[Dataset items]

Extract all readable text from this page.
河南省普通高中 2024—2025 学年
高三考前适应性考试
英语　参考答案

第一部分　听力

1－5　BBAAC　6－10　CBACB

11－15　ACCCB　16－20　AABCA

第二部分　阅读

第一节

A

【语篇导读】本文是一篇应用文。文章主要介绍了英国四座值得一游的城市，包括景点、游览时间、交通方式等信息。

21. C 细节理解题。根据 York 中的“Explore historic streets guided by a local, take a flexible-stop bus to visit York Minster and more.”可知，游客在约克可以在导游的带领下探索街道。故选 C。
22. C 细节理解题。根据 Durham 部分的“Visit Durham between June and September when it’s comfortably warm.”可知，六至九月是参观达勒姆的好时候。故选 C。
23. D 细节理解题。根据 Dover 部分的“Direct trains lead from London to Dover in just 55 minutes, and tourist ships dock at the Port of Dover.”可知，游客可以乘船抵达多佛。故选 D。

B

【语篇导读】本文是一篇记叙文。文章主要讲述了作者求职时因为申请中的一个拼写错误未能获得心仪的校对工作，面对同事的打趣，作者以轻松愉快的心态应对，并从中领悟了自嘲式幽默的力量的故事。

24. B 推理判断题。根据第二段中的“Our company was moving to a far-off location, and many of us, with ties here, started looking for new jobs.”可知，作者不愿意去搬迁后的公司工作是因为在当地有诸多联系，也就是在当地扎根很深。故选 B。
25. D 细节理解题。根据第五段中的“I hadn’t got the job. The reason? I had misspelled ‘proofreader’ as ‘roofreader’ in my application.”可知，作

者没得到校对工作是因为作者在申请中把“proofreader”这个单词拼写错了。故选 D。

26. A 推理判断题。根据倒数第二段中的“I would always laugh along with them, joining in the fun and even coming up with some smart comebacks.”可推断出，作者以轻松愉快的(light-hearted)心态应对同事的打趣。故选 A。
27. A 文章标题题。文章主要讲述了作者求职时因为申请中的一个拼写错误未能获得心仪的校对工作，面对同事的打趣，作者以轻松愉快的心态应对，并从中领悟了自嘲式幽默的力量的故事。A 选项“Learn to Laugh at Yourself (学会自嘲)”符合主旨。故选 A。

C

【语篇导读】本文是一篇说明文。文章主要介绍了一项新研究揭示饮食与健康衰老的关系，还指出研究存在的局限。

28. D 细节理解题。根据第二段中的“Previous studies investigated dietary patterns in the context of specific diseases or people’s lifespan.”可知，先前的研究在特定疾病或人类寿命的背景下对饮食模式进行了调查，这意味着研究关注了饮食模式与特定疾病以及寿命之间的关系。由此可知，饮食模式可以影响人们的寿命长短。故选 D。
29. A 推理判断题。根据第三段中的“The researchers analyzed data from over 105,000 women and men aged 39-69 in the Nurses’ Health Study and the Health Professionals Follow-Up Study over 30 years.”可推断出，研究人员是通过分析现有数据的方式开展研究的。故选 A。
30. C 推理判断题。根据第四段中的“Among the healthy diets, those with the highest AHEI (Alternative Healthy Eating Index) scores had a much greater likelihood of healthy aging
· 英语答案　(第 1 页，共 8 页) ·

SET EXERCISE
Print the material once more, exactly.

OUTPUT OF THE TASK
Extract all readable text from this page.
河南省普通高中 2024—2025 学年
高三考前适应性考试
英语　参考答案

第一部分　听力

1－5　BBAAC　6－10　CBACB

11－15　ACCCB　16－20　AABCA

第二部分　阅读

第一节

A

【语篇导读】本文是一篇应用文。文章主要介绍了英国四座值得一游的城市，包括景点、游览时间、交通方式等信息。

21. C 细节理解题。根据 York 中的“Explore historic streets guided by a local, take a flexible-stop bus to visit York Minster and more.”可知，游客在约克可以在导游的带领下探索街道。故选 C。
22. C 细节理解题。根据 Durham 部分的“Visit Durham between June and September when it’s comfortably warm.”可知，六至九月是参观达勒姆的好时候。故选 C。
23. D 细节理解题。根据 Dover 部分的“Direct trains lead from London to Dover in just 55 minutes, and tourist ships dock at the Port of Dover.”可知，游客可以乘船抵达多佛。故选 D。

B

【语篇导读】本文是一篇记叙文。文章主要讲述了作者求职时因为申请中的一个拼写错误未能获得心仪的校对工作，面对同事的打趣，作者以轻松愉快的心态应对，并从中领悟了自嘲式幽默的力量的故事。

24. B 推理判断题。根据第二段中的“Our company was moving to a far-off location, and many of us, with ties here, started looking for new jobs.”可知，作者不愿意去搬迁后的公司工作是因为在当地有诸多联系，也就是在当地扎根很深。故选 B。
25. D 细节理解题。根据第五段中的“I hadn’t got the job. The reason? I had misspelled ‘proofreader’ as ‘roofreader’ in my application.”可知，作

者没得到校对工作是因为作者在申请中把“proofreader”这个单词拼写错了。故选 D。

26. A 推理判断题。根据倒数第二段中的“I would always laugh along with them, joining in the fun and even coming up with some smart comebacks.”可推断出，作者以轻松愉快的(light-hearted)心态应对同事的打趣。故选 A。
27. A 文章标题题。文章主要讲述了作者求职时因为申请中的一个拼写错误未能获得心仪的校对工作，面对同事的打趣，作者以轻松愉快的心态应对，并从中领悟了自嘲式幽默的力量的故事。A 选项“Learn to Laugh at Yourself (学会自嘲)”符合主旨。故选 A。

C

【语篇导读】本文是一篇说明文。文章主要介绍了一项新研究揭示饮食与健康衰老的关系，还指出研究存在的局限。

28. D 细节理解题。根据第二段中的“Previous studies investigated dietary patterns in the context of specific diseases or people’s lifespan.”可知，先前的研究在特定疾病或人类寿命的背景下对饮食模式进行了调查，这意味着研究关注了饮食模式与特定疾病以及寿命之间的关系。由此可知，饮食模式可以影响人们的寿命长短。故选 D。
29. A 推理判断题。根据第三段中的“The researchers analyzed data from over 105,000 women and men aged 39-69 in the Nurses’ Health Study and the Health Professionals Follow-Up Study over 30 years.”可推断出，研究人员是通过分析现有数据的方式开展研究的。故选 A。
30. C 推理判断题。根据第四段中的“Among the healthy diets, those with the highest AHEI (Alternative Healthy Eating Index) scores had a much greater likelihood of healthy aging
· 英语答案　(第 1 页，共 8 页) ·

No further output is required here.